**Goal**
Your task is to copy the material exactly.

**Data for this task**
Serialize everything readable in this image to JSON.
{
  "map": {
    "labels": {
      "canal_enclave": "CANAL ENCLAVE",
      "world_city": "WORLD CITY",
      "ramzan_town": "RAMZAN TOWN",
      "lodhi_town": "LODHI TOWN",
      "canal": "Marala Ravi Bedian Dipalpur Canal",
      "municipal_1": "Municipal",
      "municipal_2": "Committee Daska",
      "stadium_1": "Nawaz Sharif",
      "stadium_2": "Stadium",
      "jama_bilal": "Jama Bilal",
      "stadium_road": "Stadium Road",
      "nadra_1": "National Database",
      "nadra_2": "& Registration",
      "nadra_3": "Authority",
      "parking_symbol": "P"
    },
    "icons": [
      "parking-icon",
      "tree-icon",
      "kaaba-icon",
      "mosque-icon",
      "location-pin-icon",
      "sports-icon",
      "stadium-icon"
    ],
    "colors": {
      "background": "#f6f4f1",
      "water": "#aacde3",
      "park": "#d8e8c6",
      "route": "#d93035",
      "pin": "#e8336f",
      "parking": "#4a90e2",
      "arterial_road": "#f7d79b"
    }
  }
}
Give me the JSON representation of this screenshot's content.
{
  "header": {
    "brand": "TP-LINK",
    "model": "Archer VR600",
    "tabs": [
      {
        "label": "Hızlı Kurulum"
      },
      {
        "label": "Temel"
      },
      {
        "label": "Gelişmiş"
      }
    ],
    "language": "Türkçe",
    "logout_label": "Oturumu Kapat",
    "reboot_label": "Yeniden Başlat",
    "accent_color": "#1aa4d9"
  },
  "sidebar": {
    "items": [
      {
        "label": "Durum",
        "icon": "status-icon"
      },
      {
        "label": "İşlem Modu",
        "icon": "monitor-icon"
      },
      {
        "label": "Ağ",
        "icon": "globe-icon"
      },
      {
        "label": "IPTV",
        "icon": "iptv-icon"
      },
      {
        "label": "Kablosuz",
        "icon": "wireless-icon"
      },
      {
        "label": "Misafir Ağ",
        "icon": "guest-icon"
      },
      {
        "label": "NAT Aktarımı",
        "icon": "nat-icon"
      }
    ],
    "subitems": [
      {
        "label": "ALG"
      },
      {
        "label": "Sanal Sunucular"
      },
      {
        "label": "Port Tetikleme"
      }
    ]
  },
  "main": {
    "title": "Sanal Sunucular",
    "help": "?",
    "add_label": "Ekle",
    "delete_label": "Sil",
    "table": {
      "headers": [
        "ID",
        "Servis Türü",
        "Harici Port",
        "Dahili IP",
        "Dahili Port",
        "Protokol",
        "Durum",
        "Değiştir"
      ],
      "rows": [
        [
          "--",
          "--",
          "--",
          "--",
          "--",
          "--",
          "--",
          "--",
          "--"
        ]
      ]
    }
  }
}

**Task answer**
Serialize everything readable in this image to JSON.
{
  "map": {
    "labels": {
      "canal_enclave": "CANAL ENCLAVE",
      "world_city": "WORLD CITY",
      "ramzan_town": "RAMZAN TOWN",
      "lodhi_town": "LODHI TOWN",
      "canal": "Marala Ravi Bedian Dipalpur Canal",
      "municipal_1": "Municipal",
      "municipal_2": "Committee Daska",
      "stadium_1": "Nawaz Sharif",
      "stadium_2": "Stadium",
      "jama_bilal": "Jama Bilal",
      "stadium_road": "Stadium Road",
      "nadra_1": "National Database",
      "nadra_2": "& Registration",
      "nadra_3": "Authority",
      "parking_symbol": "P"
    },
    "icons": [
      "parking-icon",
      "tree-icon",
      "kaaba-icon",
      "mosque-icon",
      "location-pin-icon",
      "sports-icon",
      "stadium-icon"
    ],
    "colors": {
      "background": "#f6f4f1",
      "water": "#aacde3",
      "park": "#d8e8c6",
      "route": "#d93035",
      "pin": "#e8336f",
      "parking": "#4a90e2",
      "arterial_road": "#f7d79b"
    }
  }
}
Give me the JSON representation of this screenshot's content.
{
  "header": {
    "brand": "TP-LINK",
    "model": "Archer VR600",
    "tabs": [
      {
        "label": "Hızlı Kurulum"
      },
      {
        "label": "Temel"
      },
      {
        "label": "Gelişmiş"
      }
    ],
    "language": "Türkçe",
    "logout_label": "Oturumu Kapat",
    "reboot_label": "Yeniden Başlat",
    "accent_color": "#1aa4d9"
  },
  "sidebar": {
    "items": [
      {
        "label": "Durum",
        "icon": "status-icon"
      },
      {
        "label": "İşlem Modu",
        "icon": "monitor-icon"
      },
      {
        "label": "Ağ",
        "icon": "globe-icon"
      },
      {
        "label": "IPTV",
        "icon": "iptv-icon"
      },
      {
        "label": "Kablosuz",
        "icon": "wireless-icon"
      },
      {
        "label": "Misafir Ağ",
        "icon": "guest-icon"
      },
      {
        "label": "NAT Aktarımı",
        "icon": "nat-icon"
      }
    ],
    "subitems": [
      {
        "label": "ALG"
      },
      {
        "label": "Sanal Sunucular"
      },
      {
        "label": "Port Tetikleme"
      }
    ]
  },
  "main": {
    "title": "Sanal Sunucular",
    "help": "?",
    "add_label": "Ekle",
    "delete_label": "Sil",
    "table": {
      "headers": [
        "ID",
        "Servis Türü",
        "Harici Port",
        "Dahili IP",
        "Dahili Port",
        "Protokol",
        "Durum",
        "Değiştir"
      ],
      "rows": [
        [
          "--",
          "--",
          "--",
          "--",
          "--",
          "--",
          "--",
          "--",
          "--"
        ]
      ]
    }
  }
}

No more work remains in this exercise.